TASK TO CARRY OUT:
Select, from the data, each line where "kasarmin" occurs.

[Saved entries]

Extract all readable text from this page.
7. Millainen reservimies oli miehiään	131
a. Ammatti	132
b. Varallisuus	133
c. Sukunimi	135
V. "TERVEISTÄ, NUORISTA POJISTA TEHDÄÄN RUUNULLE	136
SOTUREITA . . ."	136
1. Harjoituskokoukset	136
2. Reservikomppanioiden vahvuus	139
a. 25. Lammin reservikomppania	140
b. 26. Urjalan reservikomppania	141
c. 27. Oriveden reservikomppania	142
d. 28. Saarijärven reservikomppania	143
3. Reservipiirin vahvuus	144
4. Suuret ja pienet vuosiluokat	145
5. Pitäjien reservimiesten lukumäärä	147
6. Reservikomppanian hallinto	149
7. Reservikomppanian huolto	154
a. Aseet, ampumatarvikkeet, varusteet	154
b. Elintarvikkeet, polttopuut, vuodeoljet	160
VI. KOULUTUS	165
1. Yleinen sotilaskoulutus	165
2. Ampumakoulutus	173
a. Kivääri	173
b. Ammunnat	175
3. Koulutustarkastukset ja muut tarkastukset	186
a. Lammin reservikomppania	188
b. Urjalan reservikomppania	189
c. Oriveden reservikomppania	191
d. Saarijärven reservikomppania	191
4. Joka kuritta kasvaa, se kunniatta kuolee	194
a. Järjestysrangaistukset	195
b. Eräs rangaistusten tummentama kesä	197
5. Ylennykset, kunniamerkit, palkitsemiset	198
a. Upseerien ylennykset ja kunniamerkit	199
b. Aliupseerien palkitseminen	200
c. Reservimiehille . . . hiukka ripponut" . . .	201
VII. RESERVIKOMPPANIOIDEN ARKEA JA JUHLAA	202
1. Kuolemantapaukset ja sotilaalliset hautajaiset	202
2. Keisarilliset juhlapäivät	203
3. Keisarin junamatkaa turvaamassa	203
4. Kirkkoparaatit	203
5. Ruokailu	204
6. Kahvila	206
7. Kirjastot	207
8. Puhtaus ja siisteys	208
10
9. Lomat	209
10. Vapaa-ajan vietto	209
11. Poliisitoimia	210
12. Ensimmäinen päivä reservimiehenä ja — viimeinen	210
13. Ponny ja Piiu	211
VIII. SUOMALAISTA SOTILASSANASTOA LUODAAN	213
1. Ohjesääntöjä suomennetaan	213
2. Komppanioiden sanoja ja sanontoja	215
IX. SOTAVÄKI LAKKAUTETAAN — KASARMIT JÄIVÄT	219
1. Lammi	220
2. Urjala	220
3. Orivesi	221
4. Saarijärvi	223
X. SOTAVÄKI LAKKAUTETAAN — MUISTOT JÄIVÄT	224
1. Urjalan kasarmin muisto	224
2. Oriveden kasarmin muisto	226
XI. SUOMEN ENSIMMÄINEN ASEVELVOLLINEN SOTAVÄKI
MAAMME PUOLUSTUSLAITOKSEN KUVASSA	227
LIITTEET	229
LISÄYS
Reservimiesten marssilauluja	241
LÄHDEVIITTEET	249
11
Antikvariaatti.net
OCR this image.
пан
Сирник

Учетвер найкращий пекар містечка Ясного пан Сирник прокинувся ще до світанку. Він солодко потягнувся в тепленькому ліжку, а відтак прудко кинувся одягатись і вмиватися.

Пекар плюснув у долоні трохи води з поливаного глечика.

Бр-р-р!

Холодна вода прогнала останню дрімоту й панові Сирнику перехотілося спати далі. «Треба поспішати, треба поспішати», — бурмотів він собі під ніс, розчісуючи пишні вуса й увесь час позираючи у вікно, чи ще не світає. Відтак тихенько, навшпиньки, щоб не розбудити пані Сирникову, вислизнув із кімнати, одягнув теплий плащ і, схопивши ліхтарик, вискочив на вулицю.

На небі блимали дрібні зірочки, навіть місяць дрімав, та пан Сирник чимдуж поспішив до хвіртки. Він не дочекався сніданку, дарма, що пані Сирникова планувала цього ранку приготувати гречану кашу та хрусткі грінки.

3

TASK RESPONSE:
1. Urjalan kasarmin muisto	224
2. Oriveden kasarmin muisto	226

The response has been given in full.